>> start Input data
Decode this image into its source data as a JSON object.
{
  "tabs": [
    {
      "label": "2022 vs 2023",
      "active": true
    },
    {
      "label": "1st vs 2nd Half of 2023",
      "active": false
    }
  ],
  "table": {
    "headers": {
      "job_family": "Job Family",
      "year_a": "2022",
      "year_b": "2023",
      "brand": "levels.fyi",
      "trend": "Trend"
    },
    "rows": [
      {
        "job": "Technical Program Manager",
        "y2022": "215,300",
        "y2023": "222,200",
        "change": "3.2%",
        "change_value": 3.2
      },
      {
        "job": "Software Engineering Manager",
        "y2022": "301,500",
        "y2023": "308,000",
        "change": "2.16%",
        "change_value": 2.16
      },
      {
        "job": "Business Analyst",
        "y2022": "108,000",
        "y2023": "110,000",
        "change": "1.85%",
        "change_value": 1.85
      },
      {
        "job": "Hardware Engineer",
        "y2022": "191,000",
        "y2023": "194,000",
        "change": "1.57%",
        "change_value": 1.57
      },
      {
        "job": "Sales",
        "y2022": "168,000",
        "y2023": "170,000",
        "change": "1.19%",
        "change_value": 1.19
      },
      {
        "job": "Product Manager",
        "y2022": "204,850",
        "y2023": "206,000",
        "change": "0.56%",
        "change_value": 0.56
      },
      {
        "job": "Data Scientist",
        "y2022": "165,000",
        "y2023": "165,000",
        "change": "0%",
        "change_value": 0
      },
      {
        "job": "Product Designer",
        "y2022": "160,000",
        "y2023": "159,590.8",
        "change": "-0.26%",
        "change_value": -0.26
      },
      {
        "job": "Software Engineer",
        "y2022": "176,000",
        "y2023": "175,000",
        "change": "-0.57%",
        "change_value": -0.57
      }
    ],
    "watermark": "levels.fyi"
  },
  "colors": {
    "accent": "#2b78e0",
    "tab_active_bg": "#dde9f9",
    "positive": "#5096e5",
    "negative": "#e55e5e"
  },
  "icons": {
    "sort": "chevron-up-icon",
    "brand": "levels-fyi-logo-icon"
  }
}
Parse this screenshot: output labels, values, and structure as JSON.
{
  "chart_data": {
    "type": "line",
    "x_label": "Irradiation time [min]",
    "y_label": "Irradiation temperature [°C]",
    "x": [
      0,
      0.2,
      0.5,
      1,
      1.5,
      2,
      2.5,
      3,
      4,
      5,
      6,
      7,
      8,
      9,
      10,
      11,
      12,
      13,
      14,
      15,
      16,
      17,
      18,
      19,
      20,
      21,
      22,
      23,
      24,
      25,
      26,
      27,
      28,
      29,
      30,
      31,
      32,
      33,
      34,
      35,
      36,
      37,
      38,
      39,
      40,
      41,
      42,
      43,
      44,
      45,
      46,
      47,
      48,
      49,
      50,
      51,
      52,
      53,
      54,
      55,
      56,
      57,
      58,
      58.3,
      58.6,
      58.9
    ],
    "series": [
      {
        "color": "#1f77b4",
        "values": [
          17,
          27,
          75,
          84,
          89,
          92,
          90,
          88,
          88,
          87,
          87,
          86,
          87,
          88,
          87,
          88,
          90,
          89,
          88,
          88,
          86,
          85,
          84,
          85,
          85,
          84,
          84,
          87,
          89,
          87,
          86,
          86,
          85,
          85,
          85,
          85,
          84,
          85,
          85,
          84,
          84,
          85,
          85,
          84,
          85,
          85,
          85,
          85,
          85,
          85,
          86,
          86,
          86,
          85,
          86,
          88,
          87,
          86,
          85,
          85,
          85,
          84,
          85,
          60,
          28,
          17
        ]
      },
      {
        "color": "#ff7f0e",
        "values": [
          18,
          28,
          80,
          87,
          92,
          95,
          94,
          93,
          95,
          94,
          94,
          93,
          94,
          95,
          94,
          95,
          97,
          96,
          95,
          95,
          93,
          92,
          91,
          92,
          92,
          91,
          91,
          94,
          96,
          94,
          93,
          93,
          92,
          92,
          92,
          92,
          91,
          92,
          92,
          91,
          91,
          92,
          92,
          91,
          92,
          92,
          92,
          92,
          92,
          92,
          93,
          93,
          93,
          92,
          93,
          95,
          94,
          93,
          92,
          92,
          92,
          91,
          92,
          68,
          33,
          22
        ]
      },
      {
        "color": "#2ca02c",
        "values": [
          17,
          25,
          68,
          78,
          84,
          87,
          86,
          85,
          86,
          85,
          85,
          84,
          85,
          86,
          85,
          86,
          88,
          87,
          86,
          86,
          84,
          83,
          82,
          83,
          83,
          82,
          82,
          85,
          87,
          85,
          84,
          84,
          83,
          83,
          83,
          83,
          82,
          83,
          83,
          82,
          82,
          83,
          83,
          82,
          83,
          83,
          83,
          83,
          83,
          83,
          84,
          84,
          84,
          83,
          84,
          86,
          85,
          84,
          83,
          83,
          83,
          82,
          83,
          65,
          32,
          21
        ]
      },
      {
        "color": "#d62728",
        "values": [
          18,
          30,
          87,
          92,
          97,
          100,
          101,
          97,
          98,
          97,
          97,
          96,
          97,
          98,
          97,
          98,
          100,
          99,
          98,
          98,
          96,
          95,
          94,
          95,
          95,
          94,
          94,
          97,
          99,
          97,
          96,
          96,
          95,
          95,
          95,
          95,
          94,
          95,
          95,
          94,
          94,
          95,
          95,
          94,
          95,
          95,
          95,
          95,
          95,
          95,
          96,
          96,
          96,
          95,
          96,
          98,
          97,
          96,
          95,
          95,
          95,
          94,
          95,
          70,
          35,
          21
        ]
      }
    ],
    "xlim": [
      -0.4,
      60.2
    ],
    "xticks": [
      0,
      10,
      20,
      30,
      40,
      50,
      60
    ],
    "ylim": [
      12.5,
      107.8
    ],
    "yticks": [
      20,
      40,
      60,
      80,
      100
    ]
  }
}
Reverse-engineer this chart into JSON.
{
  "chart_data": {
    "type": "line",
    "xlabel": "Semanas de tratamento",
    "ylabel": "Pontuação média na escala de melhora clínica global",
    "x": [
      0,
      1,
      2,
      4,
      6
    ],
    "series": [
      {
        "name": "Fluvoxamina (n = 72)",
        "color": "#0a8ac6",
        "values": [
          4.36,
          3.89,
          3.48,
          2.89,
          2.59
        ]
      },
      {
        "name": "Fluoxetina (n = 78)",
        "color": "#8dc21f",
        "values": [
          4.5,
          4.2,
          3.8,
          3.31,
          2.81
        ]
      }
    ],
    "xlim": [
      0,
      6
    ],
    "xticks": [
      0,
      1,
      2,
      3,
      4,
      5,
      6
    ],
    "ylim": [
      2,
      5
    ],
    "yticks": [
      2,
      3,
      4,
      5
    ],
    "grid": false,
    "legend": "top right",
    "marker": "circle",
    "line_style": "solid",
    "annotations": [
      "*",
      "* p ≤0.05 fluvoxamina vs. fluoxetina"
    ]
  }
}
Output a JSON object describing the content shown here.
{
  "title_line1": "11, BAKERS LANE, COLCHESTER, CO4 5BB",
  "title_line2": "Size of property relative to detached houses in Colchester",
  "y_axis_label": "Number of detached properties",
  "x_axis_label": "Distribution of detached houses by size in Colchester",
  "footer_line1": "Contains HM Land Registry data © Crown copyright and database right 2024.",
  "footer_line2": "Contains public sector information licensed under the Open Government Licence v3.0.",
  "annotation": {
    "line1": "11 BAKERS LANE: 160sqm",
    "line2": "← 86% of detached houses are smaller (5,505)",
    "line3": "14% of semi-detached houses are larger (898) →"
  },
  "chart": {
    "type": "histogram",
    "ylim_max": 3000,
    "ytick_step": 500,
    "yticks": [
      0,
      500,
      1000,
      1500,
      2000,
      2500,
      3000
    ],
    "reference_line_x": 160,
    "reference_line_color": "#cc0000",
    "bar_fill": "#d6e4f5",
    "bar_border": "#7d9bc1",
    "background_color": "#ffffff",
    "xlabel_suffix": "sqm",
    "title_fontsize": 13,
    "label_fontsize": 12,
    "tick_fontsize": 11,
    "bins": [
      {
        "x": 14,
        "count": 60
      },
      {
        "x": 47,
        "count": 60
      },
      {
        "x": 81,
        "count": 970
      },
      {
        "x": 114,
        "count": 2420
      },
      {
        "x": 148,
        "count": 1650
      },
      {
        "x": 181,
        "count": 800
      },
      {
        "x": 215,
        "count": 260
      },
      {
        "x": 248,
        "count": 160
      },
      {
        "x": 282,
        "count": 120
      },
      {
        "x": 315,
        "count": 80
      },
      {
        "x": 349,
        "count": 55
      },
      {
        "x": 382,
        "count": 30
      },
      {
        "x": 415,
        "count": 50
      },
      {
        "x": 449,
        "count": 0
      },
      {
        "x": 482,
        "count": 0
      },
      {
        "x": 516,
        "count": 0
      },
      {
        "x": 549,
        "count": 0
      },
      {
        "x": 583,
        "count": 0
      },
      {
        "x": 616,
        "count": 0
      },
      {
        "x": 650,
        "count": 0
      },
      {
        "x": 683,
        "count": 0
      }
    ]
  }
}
>> end Input data
▶ _What the task asks_: Return every line of the preceding records in which the word "Product" appears.

▶ _Result of the task_:
        "job": "Product Manager",
        "job": "Product Designer",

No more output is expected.